##### SUPPLIED ENTRIES #####

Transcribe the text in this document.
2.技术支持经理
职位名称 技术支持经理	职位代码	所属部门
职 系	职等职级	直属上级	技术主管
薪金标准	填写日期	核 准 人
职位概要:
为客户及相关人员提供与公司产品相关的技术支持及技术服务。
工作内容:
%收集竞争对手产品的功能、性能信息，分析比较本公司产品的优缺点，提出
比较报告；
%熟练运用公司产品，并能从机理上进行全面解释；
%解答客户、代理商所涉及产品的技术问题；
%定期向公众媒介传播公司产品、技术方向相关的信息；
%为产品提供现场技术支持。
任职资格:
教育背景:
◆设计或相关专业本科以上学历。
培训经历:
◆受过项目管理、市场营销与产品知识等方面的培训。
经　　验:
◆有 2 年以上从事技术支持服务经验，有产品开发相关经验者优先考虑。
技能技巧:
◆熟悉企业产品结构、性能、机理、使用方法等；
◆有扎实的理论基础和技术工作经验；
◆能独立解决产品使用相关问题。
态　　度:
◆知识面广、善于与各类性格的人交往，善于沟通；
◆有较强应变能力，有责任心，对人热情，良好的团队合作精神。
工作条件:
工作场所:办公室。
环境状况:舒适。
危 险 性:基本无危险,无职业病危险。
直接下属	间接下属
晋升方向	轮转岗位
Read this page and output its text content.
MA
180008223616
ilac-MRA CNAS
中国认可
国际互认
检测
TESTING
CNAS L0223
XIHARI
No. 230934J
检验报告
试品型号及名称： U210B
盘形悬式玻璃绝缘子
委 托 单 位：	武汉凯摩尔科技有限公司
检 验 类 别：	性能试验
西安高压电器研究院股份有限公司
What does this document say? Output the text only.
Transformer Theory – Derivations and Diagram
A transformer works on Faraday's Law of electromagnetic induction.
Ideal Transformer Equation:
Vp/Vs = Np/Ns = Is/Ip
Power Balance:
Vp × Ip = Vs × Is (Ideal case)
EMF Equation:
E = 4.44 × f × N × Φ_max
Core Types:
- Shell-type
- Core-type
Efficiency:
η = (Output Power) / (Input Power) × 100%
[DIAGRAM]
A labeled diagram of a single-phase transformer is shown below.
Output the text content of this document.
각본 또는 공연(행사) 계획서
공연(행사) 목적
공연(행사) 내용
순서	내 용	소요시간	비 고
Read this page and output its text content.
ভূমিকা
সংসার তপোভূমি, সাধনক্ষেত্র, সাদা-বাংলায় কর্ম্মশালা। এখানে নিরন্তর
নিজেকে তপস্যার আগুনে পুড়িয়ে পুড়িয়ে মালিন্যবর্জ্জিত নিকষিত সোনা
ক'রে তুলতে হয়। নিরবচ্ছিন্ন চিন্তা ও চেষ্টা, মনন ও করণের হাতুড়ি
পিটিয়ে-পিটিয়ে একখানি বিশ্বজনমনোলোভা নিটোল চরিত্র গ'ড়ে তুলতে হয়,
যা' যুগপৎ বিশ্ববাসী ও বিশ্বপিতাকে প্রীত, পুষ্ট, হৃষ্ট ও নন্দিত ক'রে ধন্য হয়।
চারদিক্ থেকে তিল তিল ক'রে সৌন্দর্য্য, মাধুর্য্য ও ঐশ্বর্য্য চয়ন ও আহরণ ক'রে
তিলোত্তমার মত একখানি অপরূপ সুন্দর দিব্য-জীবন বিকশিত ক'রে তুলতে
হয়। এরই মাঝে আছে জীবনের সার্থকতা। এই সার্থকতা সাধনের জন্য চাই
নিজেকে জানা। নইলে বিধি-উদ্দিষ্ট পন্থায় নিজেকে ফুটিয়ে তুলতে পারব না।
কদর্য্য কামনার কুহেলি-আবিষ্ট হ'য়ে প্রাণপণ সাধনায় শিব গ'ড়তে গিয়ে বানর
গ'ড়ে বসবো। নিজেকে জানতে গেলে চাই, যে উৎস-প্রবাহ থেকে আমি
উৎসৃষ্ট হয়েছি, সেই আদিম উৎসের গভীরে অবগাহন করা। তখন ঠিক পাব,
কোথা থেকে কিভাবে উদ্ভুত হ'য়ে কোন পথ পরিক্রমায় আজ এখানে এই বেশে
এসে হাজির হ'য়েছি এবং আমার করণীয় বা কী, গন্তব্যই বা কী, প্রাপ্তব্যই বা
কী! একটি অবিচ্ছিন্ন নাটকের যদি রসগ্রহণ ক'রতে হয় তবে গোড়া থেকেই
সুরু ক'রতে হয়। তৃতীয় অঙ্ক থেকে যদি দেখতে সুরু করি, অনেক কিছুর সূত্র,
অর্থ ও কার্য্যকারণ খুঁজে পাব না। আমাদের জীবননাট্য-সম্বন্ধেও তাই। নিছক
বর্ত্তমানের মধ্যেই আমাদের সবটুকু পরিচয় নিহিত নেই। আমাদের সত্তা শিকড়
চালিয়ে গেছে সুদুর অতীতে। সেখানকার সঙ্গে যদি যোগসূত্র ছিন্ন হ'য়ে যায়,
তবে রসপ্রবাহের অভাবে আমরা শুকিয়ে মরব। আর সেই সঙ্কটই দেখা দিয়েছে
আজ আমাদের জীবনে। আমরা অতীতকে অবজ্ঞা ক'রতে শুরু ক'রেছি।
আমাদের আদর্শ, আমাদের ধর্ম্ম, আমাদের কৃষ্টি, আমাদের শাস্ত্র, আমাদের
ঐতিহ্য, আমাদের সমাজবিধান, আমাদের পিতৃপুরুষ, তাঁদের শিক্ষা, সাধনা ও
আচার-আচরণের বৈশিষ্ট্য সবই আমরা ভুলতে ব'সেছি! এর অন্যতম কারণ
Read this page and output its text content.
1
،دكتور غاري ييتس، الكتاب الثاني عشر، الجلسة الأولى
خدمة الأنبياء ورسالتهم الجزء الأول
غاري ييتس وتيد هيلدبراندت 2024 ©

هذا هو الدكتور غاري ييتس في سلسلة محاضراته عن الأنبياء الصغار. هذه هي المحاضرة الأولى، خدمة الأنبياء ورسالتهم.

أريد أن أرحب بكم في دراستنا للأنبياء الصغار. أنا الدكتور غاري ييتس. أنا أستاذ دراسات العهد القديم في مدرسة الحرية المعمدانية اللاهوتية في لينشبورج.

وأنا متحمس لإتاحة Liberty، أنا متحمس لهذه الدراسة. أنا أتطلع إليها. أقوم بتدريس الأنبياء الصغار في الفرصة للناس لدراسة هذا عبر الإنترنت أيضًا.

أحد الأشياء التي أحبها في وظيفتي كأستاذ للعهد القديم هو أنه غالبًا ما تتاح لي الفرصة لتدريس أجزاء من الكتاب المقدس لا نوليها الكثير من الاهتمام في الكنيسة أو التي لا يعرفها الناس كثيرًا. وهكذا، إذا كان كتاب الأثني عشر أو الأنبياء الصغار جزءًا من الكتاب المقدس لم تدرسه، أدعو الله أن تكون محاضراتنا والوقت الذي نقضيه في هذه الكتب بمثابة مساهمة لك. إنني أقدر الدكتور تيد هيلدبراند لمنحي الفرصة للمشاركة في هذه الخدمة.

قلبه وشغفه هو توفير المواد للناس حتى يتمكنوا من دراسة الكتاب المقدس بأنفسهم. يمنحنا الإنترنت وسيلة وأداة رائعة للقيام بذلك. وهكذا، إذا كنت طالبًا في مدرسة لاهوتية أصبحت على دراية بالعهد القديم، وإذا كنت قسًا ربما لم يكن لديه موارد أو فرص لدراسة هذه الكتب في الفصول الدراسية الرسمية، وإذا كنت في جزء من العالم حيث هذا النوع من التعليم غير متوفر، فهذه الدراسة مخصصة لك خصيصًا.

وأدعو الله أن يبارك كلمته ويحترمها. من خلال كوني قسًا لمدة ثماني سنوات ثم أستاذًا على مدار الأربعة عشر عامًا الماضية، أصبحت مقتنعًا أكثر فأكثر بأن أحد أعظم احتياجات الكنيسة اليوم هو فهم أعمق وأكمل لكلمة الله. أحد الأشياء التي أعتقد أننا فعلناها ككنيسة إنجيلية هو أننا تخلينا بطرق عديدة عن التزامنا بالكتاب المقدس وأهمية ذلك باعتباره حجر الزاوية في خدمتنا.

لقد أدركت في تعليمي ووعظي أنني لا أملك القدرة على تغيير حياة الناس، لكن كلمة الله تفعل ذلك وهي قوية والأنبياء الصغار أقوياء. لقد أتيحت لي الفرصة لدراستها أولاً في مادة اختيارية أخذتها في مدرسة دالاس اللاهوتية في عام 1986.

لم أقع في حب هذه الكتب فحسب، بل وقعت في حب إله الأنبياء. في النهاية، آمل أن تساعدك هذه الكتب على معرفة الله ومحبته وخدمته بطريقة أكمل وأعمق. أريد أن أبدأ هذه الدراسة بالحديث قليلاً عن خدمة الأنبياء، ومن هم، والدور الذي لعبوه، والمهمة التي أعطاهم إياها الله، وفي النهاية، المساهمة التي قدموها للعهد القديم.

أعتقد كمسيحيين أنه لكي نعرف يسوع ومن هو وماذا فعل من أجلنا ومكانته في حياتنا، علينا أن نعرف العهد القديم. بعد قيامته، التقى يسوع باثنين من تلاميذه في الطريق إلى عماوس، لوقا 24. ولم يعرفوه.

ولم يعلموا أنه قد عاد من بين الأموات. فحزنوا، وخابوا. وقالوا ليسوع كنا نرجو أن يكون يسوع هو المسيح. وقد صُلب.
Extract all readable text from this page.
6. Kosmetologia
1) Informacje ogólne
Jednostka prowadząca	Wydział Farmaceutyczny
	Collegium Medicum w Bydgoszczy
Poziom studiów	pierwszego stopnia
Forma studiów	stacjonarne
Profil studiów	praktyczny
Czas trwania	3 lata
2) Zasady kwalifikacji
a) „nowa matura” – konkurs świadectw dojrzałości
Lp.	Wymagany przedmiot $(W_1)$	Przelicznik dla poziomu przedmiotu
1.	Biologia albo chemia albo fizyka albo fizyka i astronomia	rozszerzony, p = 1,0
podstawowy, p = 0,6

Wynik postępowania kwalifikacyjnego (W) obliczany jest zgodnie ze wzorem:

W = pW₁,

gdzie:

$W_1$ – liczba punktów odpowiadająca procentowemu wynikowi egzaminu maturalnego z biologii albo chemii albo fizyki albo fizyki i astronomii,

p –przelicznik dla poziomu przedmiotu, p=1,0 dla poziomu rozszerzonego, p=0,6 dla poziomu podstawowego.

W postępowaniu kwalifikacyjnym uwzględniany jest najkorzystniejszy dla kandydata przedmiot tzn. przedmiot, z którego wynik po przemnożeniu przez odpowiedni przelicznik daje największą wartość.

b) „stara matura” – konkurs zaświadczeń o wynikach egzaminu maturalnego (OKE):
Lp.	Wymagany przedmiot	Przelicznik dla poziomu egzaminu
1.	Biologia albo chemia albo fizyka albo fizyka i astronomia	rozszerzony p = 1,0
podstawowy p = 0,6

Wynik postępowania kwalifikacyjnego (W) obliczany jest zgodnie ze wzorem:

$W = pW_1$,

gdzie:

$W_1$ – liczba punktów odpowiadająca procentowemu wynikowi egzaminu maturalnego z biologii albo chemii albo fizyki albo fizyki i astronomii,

#####

▶ _WHAT TO PRODUCE_
Extract every line above containing the word "الصغار".

▶ _EXERCISE SOLUTION_
هذا هو الدكتور غاري ييتس في سلسلة محاضراته عن الأنبياء الصغار. هذه هي المحاضرة الأولى، خدمة الأنبياء ورسالتهم.
أريد أن أرحب بكم في دراستنا للأنبياء الصغار. أنا الدكتور غاري ييتس. أنا أستاذ دراسات العهد القديم في مدرسة الحرية المعمدانية اللاهوتية في لينشبورج.
وأنا متحمس لإتاحة Liberty، أنا متحمس لهذه الدراسة. أنا أتطلع إليها. أقوم بتدريس الأنبياء الصغار في الفرصة للناس لدراسة هذا عبر الإنترنت أيضًا.
أحد الأشياء التي أحبها في وظيفتي كأستاذ للعهد القديم هو أنه غالبًا ما تتاح لي الفرصة لتدريس أجزاء من الكتاب المقدس لا نوليها الكثير من الاهتمام في الكنيسة أو التي لا يعرفها الناس كثيرًا. وهكذا، إذا كان كتاب الأثني عشر أو الأنبياء الصغار جزءًا من الكتاب المقدس لم تدرسه، أدعو الله أن تكون محاضراتنا والوقت الذي نقضيه في هذه الكتب بمثابة مساهمة لك. إنني أقدر الدكتور تيد هيلدبراند لمنحي الفرصة للمشاركة في هذه الخدمة.
لقد أدركت في تعليمي ووعظي أنني لا أملك القدرة على تغيير حياة الناس، لكن كلمة الله تفعل ذلك وهي قوية والأنبياء الصغار أقوياء. لقد أتيحت لي الفرصة لدراستها أولاً في مادة اختيارية أخذتها في مدرسة دالاس اللاهوتية في عام 1986.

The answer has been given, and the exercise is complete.